··· DATASET ···

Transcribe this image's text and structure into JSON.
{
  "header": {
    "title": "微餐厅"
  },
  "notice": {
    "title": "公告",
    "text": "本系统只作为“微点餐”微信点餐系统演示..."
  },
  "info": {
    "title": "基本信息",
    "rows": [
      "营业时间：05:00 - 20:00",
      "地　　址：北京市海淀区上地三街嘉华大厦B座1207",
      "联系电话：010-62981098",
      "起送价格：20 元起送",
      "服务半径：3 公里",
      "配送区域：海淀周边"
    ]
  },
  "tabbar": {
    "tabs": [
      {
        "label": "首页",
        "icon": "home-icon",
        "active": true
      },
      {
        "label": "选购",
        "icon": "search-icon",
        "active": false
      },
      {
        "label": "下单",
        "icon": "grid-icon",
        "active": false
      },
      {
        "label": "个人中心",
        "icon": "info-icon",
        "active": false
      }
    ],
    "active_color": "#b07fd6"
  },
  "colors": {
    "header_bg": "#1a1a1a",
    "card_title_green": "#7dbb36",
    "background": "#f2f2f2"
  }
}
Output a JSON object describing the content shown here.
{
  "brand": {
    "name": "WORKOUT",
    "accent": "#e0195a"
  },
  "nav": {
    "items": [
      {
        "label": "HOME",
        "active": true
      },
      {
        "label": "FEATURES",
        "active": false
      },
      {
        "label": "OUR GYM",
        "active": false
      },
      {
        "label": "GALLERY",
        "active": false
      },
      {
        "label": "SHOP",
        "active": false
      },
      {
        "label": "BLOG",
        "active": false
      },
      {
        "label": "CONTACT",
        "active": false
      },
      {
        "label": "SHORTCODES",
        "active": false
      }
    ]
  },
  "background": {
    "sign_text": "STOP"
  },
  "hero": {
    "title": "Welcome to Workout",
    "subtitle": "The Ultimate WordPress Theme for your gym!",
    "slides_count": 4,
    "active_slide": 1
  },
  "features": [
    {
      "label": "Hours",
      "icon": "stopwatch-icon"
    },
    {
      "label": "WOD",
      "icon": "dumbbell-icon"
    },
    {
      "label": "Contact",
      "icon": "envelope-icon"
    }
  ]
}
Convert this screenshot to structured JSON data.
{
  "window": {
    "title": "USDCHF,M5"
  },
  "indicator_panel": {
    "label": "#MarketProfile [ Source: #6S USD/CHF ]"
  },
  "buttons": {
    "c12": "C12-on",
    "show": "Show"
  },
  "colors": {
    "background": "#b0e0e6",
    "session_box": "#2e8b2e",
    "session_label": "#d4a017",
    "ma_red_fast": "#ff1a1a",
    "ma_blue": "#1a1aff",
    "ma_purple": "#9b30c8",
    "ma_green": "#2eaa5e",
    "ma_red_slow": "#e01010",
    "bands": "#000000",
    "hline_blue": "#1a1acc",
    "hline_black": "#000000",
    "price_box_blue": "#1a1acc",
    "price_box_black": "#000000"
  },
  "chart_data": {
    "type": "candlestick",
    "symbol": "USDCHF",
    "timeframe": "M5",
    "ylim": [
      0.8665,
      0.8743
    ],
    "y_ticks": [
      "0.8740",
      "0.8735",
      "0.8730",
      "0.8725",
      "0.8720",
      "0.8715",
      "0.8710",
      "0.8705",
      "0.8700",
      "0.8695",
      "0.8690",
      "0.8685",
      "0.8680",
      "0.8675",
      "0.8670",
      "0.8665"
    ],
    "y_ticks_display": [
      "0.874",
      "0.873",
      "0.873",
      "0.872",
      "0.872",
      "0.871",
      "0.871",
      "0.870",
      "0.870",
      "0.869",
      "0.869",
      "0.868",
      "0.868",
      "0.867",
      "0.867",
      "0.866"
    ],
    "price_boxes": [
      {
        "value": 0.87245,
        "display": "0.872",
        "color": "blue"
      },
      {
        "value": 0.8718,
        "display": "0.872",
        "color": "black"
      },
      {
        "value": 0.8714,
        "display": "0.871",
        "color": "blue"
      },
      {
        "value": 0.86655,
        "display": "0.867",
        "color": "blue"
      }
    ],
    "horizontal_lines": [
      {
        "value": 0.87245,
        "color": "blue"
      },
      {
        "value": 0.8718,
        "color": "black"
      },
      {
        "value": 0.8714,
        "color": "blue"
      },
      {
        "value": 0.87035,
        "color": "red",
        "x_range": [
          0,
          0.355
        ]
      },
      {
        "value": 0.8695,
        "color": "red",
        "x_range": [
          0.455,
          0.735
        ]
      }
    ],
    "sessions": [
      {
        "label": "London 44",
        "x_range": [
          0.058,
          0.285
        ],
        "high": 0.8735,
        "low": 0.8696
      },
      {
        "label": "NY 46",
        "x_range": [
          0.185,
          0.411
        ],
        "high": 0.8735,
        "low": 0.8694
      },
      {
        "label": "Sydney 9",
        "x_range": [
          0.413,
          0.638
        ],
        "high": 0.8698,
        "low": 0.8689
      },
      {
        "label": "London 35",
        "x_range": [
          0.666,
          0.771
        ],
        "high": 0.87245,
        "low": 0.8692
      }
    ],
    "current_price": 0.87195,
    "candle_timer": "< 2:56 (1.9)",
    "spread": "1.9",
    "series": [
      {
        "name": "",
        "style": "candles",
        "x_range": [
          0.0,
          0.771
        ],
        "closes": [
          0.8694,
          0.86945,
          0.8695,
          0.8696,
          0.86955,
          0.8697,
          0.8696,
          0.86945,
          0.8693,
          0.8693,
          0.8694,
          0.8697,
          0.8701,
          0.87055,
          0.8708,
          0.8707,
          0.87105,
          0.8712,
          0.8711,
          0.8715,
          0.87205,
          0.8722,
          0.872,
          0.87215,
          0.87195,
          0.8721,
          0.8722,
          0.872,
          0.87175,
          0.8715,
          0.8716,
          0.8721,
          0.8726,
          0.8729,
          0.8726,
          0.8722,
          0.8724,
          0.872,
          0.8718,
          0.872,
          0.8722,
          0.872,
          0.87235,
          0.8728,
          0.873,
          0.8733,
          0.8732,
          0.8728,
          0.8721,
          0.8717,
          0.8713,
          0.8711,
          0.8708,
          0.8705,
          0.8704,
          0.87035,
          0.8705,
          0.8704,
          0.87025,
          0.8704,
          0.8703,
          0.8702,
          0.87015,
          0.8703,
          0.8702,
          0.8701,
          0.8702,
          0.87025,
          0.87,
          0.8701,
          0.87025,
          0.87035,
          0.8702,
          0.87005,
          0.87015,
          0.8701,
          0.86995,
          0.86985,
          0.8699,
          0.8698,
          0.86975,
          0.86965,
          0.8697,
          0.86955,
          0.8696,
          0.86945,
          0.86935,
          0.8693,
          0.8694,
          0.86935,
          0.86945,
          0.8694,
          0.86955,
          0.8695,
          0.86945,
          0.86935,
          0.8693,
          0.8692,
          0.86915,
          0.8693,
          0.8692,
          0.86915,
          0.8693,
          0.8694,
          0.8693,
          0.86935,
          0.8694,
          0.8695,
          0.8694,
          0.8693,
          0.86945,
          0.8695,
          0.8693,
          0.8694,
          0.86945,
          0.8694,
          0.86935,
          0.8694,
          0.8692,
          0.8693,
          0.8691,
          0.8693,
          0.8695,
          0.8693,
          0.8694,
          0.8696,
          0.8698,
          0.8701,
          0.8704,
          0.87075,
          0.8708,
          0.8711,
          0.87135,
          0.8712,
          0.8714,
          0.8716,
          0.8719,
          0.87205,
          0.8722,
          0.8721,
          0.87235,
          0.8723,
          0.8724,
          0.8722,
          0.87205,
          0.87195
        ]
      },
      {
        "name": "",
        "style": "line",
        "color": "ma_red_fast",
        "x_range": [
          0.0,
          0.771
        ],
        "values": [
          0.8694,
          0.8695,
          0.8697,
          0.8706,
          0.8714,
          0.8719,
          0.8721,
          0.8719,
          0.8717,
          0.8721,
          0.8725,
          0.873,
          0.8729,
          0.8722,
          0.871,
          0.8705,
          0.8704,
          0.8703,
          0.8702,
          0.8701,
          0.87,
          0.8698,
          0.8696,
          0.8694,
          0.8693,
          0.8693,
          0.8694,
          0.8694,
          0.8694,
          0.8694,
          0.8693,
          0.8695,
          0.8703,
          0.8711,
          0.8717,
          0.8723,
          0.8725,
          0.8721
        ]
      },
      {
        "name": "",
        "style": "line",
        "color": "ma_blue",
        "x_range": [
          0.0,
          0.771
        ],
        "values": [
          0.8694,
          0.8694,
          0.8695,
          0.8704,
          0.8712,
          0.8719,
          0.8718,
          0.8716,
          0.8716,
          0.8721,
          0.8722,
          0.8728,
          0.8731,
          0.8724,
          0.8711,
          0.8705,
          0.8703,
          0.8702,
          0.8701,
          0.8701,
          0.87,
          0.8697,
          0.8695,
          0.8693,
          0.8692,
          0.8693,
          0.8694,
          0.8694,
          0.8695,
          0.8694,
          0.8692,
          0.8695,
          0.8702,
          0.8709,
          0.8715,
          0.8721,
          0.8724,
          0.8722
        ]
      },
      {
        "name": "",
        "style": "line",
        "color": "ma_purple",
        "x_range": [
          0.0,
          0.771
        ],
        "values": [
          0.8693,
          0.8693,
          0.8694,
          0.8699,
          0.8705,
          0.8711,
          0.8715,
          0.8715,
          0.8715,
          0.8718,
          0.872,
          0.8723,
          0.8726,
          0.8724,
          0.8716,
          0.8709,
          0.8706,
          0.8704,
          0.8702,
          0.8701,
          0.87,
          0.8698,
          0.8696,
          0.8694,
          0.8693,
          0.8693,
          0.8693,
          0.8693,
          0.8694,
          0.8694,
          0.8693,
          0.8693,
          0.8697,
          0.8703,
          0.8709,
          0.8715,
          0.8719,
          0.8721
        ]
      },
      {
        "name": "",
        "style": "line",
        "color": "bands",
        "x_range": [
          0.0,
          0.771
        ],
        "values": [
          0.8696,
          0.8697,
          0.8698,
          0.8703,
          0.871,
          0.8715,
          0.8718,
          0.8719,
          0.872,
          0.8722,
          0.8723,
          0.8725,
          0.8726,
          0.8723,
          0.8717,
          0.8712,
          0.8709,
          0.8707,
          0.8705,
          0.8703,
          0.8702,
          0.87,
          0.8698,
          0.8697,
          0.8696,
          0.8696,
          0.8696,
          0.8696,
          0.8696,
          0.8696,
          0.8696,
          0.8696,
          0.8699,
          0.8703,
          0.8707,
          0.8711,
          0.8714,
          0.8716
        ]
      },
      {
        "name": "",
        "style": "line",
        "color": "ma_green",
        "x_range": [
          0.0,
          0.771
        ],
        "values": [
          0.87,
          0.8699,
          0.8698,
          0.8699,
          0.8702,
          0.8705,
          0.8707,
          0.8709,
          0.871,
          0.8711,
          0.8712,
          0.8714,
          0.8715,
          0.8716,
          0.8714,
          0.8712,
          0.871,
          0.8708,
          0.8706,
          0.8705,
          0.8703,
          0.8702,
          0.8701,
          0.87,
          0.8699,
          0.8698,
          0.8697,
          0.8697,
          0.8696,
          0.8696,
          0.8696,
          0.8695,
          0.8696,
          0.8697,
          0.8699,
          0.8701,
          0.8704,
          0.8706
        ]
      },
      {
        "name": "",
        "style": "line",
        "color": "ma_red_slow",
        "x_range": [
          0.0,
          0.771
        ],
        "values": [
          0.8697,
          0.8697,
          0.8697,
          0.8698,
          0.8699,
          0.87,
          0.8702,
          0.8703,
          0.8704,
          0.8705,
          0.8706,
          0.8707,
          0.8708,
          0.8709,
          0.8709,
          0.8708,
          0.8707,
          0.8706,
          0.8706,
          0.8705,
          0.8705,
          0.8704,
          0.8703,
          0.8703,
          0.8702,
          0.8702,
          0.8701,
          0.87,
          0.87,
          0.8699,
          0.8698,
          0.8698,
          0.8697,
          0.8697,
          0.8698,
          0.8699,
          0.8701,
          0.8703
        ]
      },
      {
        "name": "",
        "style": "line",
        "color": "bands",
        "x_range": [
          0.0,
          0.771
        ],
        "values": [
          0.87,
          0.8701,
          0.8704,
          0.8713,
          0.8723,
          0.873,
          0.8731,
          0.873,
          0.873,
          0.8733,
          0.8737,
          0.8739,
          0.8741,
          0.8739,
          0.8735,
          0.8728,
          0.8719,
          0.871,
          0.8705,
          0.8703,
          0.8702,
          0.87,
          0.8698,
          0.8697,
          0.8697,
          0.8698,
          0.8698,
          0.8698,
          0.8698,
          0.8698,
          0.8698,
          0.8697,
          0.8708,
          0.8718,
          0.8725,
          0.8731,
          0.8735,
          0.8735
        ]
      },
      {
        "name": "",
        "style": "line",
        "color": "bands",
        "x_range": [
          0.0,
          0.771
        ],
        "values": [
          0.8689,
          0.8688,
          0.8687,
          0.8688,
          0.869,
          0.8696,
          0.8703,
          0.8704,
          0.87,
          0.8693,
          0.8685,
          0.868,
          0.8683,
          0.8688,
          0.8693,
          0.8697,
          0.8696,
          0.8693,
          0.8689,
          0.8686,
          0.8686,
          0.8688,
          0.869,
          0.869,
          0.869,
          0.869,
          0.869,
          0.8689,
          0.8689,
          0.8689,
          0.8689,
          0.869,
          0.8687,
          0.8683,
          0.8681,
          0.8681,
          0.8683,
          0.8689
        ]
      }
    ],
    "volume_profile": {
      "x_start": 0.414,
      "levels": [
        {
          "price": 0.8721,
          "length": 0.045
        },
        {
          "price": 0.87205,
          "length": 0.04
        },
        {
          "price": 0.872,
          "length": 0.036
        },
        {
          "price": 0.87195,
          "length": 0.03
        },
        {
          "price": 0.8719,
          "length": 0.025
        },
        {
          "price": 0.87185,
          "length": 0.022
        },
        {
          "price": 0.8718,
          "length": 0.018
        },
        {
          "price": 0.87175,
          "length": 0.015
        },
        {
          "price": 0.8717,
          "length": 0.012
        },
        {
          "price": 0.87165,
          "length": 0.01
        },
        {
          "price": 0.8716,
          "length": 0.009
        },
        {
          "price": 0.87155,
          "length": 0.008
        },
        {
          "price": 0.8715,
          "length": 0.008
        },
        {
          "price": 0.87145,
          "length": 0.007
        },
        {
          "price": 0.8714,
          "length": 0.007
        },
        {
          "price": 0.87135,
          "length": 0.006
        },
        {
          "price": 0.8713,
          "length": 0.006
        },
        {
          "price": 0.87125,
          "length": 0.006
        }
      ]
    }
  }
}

···

Sift the material for lines with the string "this". Copy each one found.

Transcribe this image's text and structure into JSON.
Convert this screenshot to structured JSON data.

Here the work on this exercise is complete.